# To be done
Locate all lines with the word "When" and copy them out.

--- start Exercise data ---

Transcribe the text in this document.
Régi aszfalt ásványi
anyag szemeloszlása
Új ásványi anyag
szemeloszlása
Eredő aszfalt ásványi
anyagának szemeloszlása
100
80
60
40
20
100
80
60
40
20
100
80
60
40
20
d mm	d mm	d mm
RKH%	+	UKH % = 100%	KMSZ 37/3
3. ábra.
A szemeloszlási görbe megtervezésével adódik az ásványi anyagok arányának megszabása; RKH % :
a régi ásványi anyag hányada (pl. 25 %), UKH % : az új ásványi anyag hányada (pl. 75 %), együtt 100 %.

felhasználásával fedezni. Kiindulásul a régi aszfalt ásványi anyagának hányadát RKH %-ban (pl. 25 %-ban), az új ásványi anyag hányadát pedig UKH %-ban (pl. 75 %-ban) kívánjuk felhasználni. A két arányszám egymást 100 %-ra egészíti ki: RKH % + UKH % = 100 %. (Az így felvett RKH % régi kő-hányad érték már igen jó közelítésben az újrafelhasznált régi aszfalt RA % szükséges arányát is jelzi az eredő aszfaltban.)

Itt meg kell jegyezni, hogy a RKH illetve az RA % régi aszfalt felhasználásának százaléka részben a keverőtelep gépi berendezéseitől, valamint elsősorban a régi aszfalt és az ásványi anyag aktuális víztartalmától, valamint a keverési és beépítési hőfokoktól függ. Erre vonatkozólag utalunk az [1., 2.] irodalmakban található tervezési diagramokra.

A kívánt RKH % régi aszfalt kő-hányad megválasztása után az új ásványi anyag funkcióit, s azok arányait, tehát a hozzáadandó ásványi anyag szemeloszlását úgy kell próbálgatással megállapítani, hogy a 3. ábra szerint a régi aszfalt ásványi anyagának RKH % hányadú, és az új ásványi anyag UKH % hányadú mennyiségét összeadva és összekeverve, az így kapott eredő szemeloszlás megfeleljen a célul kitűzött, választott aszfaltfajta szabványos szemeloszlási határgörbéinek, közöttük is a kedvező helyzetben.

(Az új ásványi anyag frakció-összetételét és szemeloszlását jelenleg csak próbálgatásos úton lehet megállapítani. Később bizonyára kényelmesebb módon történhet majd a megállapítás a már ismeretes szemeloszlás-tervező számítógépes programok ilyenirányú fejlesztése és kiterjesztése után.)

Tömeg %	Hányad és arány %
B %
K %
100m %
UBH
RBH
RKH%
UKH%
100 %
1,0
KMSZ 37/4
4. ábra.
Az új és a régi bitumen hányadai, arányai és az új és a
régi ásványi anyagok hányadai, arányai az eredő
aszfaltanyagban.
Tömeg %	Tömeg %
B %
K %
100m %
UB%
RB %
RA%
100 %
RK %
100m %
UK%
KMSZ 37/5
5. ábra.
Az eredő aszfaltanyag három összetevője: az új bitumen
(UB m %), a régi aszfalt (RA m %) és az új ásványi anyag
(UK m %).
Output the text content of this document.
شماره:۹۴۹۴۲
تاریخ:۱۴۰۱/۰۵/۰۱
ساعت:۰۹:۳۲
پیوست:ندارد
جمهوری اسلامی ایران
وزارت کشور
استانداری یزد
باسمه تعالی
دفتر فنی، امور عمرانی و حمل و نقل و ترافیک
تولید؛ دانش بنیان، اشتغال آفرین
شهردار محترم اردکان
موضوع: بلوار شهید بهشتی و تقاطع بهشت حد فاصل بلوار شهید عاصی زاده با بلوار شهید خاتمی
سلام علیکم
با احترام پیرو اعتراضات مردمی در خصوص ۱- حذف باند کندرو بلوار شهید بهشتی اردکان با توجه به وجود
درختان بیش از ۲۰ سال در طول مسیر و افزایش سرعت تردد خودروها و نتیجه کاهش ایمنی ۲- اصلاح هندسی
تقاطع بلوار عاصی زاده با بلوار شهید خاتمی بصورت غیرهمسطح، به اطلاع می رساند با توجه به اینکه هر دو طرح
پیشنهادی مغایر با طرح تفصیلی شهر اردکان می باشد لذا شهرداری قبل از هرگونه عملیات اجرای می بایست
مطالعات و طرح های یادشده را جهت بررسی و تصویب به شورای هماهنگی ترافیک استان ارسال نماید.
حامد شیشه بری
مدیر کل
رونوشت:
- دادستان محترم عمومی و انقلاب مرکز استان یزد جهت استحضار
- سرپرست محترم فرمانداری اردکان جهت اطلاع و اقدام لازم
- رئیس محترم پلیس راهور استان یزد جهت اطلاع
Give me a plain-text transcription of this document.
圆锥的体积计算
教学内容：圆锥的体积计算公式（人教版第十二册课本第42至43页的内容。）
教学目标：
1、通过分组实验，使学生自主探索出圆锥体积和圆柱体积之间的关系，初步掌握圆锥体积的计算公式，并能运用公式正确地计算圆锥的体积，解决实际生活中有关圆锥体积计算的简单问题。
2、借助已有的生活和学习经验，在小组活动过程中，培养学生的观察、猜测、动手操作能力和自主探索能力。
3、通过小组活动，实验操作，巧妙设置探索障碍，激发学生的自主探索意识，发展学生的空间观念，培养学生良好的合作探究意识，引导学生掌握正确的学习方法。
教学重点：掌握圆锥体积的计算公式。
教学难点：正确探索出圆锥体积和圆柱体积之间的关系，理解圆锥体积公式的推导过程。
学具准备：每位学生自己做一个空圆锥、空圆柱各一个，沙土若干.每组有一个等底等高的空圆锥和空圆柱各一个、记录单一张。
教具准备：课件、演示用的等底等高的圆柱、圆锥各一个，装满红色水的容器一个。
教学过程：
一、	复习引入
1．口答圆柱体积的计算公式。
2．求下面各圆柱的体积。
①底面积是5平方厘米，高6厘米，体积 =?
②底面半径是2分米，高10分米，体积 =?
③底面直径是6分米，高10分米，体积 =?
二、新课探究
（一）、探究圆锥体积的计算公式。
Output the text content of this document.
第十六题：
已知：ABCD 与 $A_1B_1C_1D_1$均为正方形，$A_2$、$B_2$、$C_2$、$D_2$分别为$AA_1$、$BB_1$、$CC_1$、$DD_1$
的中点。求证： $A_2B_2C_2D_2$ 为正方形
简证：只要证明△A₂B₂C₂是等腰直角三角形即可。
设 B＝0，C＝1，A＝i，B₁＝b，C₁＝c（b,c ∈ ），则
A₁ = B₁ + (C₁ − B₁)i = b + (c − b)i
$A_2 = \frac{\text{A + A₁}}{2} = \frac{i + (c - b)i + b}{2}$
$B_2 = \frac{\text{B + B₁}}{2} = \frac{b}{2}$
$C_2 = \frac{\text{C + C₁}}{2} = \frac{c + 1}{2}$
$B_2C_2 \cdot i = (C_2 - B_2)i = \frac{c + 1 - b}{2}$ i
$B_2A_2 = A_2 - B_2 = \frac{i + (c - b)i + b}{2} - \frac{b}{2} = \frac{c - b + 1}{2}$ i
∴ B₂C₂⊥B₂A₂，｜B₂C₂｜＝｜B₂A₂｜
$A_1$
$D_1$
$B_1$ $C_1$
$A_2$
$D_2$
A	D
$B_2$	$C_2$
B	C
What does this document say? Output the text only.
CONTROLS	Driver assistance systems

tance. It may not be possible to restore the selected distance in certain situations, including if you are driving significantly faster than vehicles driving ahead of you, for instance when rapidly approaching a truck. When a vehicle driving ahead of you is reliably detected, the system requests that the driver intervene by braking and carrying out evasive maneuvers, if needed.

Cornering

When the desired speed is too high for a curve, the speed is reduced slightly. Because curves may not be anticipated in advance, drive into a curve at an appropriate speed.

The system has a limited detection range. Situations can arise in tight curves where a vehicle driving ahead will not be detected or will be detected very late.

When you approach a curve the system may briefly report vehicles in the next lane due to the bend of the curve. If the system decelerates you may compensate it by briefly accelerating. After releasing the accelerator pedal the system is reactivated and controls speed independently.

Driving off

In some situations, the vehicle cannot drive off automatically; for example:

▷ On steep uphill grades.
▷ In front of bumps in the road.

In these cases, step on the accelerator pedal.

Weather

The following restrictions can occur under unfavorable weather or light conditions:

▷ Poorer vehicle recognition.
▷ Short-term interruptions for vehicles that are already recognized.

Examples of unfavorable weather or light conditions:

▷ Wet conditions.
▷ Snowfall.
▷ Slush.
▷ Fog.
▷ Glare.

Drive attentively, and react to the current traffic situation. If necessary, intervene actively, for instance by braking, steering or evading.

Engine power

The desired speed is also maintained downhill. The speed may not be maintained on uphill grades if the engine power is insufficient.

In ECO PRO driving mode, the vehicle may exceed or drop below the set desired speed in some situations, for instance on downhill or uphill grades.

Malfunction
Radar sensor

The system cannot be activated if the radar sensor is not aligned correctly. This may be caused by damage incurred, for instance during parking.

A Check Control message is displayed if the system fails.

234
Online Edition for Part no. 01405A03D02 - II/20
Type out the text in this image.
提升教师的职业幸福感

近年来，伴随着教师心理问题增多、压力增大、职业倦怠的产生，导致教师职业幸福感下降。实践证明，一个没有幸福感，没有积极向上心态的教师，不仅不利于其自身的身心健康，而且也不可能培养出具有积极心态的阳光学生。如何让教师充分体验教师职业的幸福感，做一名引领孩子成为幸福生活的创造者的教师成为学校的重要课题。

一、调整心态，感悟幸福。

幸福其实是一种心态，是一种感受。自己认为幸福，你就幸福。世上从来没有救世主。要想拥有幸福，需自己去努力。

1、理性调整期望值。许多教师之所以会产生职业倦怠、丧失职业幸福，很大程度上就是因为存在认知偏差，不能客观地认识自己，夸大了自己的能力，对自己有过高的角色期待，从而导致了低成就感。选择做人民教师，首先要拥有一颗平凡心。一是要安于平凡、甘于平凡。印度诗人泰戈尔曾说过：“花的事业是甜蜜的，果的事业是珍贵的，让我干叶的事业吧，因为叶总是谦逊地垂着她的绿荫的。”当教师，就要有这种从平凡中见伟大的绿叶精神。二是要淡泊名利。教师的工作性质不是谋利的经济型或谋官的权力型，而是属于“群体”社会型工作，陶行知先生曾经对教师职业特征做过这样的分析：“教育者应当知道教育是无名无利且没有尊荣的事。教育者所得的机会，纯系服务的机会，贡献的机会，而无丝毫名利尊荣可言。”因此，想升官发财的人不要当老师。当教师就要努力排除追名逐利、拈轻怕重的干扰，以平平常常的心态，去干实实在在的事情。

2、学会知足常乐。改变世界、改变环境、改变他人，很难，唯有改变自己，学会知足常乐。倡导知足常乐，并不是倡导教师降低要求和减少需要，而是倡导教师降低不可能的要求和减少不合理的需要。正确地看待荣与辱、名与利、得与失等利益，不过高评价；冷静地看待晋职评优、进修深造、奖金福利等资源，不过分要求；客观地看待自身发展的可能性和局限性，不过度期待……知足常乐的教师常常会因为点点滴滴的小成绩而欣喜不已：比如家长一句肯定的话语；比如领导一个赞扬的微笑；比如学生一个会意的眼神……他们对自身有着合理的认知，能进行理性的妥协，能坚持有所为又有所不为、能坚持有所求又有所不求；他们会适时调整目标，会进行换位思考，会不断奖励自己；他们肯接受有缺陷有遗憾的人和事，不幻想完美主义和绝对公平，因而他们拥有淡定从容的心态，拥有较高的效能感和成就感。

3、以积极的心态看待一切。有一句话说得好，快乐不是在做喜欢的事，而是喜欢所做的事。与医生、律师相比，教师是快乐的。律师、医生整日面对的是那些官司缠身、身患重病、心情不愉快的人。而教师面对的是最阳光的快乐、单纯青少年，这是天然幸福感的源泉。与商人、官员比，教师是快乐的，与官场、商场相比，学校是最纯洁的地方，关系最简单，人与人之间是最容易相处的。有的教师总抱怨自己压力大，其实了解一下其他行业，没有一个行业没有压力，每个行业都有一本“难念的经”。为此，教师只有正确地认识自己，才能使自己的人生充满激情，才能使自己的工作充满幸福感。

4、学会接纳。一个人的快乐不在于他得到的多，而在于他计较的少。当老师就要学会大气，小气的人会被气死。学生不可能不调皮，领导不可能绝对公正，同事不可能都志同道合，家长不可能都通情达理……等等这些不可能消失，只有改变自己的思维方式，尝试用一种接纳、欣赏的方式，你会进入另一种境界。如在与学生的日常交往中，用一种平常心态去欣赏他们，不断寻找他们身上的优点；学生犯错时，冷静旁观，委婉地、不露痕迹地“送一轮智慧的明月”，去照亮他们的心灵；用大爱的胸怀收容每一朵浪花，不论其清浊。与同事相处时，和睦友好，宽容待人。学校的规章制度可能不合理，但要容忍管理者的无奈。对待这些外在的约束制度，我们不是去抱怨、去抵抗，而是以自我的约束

--- end Exercise data ---

# Task response
tance. It may not be possible to restore the selected distance in certain situations, including if you are driving significantly faster than vehicles driving ahead of you, for instance when rapidly approaching a truck. When a vehicle driving ahead of you is reliably detected, the system requests that the driver intervene by braking and carrying out evasive maneuvers, if needed.
When the desired speed is too high for a curve, the speed is reduced slightly. Because curves may not be anticipated in advance, drive into a curve at an appropriate speed.
When you approach a curve the system may briefly report vehicles in the next lane due to the bend of the curve. If the system decelerates you may compensate it by briefly accelerating. After releasing the accelerator pedal the system is reactivated and controls speed independently.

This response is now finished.